**ACTION ITEM**.
Word for word, the listing below should be printed again.

-.-.-

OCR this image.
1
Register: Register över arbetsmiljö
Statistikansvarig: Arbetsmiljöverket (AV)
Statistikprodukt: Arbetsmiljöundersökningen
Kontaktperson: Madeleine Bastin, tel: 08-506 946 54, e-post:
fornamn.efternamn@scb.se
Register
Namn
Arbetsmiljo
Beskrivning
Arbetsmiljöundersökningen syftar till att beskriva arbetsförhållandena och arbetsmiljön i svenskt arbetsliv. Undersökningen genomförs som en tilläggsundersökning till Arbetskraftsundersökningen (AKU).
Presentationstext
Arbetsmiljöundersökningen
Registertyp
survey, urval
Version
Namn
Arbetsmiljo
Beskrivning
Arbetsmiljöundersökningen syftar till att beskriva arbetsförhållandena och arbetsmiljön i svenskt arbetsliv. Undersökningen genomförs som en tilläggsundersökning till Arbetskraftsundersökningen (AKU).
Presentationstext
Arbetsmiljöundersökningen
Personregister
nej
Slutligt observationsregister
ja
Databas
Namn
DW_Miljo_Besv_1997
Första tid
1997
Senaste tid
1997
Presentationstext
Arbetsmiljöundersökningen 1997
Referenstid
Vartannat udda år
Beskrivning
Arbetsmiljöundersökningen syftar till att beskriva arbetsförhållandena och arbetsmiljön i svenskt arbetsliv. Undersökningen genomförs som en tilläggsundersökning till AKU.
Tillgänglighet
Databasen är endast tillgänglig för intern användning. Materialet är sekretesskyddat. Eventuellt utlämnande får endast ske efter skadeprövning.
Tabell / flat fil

-.-.-

**EXERCISE RESULT**.
OCR this image.
1
Register: Register över arbetsmiljö
Statistikansvarig: Arbetsmiljöverket (AV)
Statistikprodukt: Arbetsmiljöundersökningen
Kontaktperson: Madeleine Bastin, tel: 08-506 946 54, e-post:
fornamn.efternamn@scb.se
Register
Namn
Arbetsmiljo
Beskrivning
Arbetsmiljöundersökningen syftar till att beskriva arbetsförhållandena och arbetsmiljön i svenskt arbetsliv. Undersökningen genomförs som en tilläggsundersökning till Arbetskraftsundersökningen (AKU).
Presentationstext
Arbetsmiljöundersökningen
Registertyp
survey, urval
Version
Namn
Arbetsmiljo
Beskrivning
Arbetsmiljöundersökningen syftar till att beskriva arbetsförhållandena och arbetsmiljön i svenskt arbetsliv. Undersökningen genomförs som en tilläggsundersökning till Arbetskraftsundersökningen (AKU).
Presentationstext
Arbetsmiljöundersökningen
Personregister
nej
Slutligt observationsregister
ja
Databas
Namn
DW_Miljo_Besv_1997
Första tid
1997
Senaste tid
1997
Presentationstext
Arbetsmiljöundersökningen 1997
Referenstid
Vartannat udda år
Beskrivning
Arbetsmiljöundersökningen syftar till att beskriva arbetsförhållandena och arbetsmiljön i svenskt arbetsliv. Undersökningen genomförs som en tilläggsundersökning till AKU.
Tillgänglighet
Databasen är endast tillgänglig för intern användning. Materialet är sekretesskyddat. Eventuellt utlämnande får endast ske efter skadeprövning.
Tabell / flat fil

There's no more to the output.